-------- Material supplied --------

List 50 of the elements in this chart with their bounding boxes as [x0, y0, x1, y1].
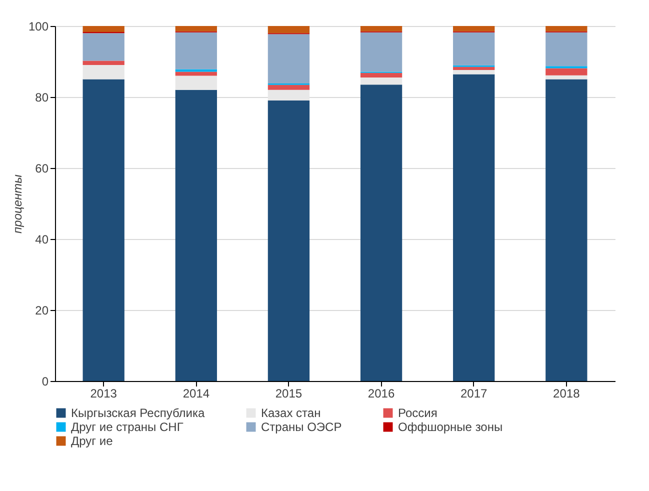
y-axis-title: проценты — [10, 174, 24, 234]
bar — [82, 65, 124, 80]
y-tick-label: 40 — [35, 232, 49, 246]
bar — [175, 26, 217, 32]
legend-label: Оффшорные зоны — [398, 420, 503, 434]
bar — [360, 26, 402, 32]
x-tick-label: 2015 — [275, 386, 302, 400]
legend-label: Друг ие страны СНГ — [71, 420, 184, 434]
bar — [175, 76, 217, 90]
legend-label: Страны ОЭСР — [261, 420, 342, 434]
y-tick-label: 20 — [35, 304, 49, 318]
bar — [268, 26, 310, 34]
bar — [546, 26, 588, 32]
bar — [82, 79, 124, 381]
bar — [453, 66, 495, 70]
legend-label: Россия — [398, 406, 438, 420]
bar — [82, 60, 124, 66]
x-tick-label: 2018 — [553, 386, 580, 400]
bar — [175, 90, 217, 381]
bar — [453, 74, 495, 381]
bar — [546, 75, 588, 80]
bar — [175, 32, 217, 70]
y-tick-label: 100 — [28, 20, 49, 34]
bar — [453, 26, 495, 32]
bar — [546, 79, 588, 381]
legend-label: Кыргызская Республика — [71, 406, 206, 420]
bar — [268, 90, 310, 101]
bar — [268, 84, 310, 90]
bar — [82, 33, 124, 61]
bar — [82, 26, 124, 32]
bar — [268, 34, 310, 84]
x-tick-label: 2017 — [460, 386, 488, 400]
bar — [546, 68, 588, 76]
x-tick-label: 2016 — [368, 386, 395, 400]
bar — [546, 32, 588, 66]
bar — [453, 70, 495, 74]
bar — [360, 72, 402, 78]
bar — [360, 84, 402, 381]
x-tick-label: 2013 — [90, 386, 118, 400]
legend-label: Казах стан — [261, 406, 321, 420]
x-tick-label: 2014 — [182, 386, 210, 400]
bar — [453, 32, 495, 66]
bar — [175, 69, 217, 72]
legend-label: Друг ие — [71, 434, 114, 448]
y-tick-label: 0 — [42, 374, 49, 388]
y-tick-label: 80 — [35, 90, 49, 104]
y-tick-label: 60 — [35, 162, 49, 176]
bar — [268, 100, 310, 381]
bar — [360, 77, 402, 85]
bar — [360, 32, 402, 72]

--------
-------- Material supplied --------

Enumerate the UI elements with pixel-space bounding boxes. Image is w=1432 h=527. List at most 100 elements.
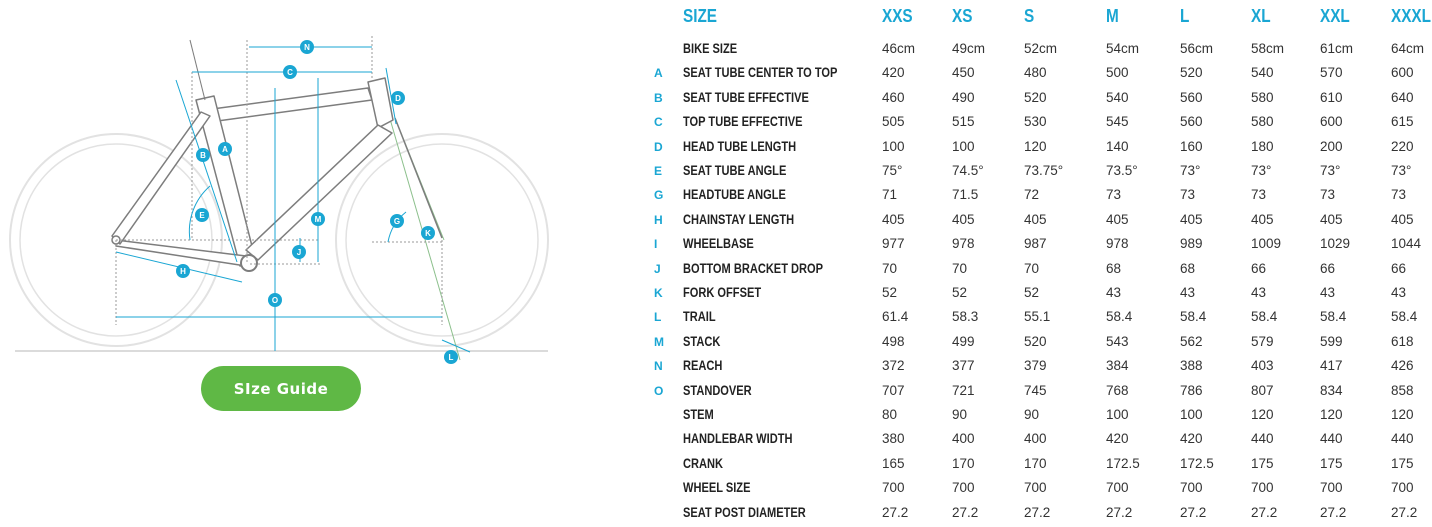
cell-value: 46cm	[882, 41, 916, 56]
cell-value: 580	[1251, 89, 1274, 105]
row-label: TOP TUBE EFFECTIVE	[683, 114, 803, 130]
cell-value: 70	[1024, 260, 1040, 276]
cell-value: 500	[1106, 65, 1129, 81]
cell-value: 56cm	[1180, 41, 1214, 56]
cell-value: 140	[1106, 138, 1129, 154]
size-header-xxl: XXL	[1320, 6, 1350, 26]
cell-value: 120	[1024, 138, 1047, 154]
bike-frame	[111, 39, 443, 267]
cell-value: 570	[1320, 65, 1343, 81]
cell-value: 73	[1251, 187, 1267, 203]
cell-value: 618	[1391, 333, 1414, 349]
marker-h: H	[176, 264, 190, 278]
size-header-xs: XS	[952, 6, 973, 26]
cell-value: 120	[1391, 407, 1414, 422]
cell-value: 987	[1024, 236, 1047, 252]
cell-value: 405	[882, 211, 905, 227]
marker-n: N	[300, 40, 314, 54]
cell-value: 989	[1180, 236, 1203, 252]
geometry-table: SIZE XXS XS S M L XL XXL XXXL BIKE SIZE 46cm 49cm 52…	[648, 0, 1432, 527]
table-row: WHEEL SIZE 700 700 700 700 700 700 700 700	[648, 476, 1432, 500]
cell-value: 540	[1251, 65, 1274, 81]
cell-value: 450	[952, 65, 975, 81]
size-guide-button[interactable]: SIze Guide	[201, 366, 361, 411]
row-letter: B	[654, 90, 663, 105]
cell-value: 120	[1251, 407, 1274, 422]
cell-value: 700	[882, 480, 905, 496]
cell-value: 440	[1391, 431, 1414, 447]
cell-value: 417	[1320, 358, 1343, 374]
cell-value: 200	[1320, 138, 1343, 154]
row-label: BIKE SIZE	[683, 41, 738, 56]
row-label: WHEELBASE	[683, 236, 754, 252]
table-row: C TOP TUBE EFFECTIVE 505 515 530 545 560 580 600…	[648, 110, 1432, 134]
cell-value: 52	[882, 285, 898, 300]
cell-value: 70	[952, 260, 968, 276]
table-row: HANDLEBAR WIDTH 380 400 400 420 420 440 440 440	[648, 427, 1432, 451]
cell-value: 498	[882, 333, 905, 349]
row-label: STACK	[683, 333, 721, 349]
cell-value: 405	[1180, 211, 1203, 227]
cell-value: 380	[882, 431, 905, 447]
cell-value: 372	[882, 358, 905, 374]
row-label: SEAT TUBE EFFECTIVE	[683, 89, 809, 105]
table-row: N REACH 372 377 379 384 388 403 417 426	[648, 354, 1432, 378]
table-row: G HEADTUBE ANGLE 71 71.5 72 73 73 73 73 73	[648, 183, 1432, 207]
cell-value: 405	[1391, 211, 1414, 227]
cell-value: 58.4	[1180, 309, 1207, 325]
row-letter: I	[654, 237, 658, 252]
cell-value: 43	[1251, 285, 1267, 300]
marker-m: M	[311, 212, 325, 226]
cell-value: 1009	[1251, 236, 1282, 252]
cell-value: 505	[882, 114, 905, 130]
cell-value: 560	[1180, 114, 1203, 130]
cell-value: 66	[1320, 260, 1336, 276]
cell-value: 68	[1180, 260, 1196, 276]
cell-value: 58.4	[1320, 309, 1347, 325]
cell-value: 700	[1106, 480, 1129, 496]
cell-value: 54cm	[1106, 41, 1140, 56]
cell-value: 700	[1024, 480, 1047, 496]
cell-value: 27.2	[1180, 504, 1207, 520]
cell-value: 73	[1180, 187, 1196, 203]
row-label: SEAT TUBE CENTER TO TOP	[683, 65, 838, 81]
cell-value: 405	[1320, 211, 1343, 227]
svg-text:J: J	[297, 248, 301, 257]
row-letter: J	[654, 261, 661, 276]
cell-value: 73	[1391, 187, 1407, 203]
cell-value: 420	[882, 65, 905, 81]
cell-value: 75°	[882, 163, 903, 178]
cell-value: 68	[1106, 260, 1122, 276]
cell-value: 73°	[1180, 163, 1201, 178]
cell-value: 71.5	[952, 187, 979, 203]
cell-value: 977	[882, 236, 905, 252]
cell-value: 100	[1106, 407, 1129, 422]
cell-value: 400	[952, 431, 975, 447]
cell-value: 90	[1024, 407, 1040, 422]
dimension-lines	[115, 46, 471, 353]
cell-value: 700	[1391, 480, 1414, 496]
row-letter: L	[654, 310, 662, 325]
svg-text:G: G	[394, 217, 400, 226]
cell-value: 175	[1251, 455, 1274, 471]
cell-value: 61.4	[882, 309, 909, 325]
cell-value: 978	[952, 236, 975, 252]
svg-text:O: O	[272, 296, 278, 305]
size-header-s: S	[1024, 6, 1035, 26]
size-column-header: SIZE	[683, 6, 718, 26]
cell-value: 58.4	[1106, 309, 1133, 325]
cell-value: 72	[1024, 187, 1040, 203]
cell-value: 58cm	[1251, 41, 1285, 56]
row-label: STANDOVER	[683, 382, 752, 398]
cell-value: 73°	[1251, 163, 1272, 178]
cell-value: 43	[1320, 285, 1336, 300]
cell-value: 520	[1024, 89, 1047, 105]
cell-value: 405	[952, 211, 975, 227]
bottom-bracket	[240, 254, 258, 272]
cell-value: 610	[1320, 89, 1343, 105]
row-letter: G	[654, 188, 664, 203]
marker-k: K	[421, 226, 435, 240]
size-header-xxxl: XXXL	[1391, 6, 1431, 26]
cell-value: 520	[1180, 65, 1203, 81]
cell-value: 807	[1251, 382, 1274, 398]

--------

▸ Challenge:
Format everything from the line containing "y-axis-title: проценты — [10, 174, 24, 234]" down to the line containing "bar — [268, 34, 310, 84]" as a Markdown table with the columns Row and Line, leaving out blank lines.

▸ Finished answer:
| Row | Line |
|---|---|
| 1 | y-axis-title: проценты — [10, 174, 24, 234] |
| 2 | bar — [82, 65, 124, 80] |
| 3 | y-tick-label: 40 — [35, 232, 49, 246] |
| 4 | bar — [175, 26, 217, 32] |
| 5 | legend-label: Оффшорные зоны — [398, 420, 503, 434] |
| 6 | bar — [360, 26, 402, 32] |
| 7 | x-tick-label: 2015 — [275, 386, 302, 400] |
| 8 | legend-label: Друг ие страны СНГ — [71, 420, 184, 434] |
| 9 | bar — [175, 76, 217, 90] |
| 10 | legend-label: Страны ОЭСР — [261, 420, 342, 434] |
| 11 | y-tick-label: 20 — [35, 304, 49, 318] |
| 12 | bar — [268, 26, 310, 34] |
| 13 | bar — [546, 26, 588, 32] |
| 14 | bar — [82, 79, 124, 381] |
| 15 | bar — [453, 66, 495, 70] |
| 16 | legend-label: Россия — [398, 406, 438, 420] |
| 17 | bar — [82, 60, 124, 66] |
| 18 | x-tick-label: 2018 — [553, 386, 580, 400] |
| 19 | bar — [175, 90, 217, 381] |
| 20 | bar — [453, 74, 495, 381] |
| 21 | bar — [546, 75, 588, 80] |
| 22 | bar — [175, 32, 217, 70] |
| 23 | y-tick-label: 100 — [28, 20, 49, 34] |
| 24 | bar — [453, 26, 495, 32] |
| 25 | bar — [546, 79, 588, 381] |
| 26 | legend-label: Кыргызская Республика — [71, 406, 206, 420] |
| 27 | bar — [268, 90, 310, 101] |
| 28 | bar — [268, 84, 310, 90] |
| 29 | bar — [82, 33, 124, 61] |
| 30 | bar — [82, 26, 124, 32] |
| 31 | bar — [268, 34, 310, 84] |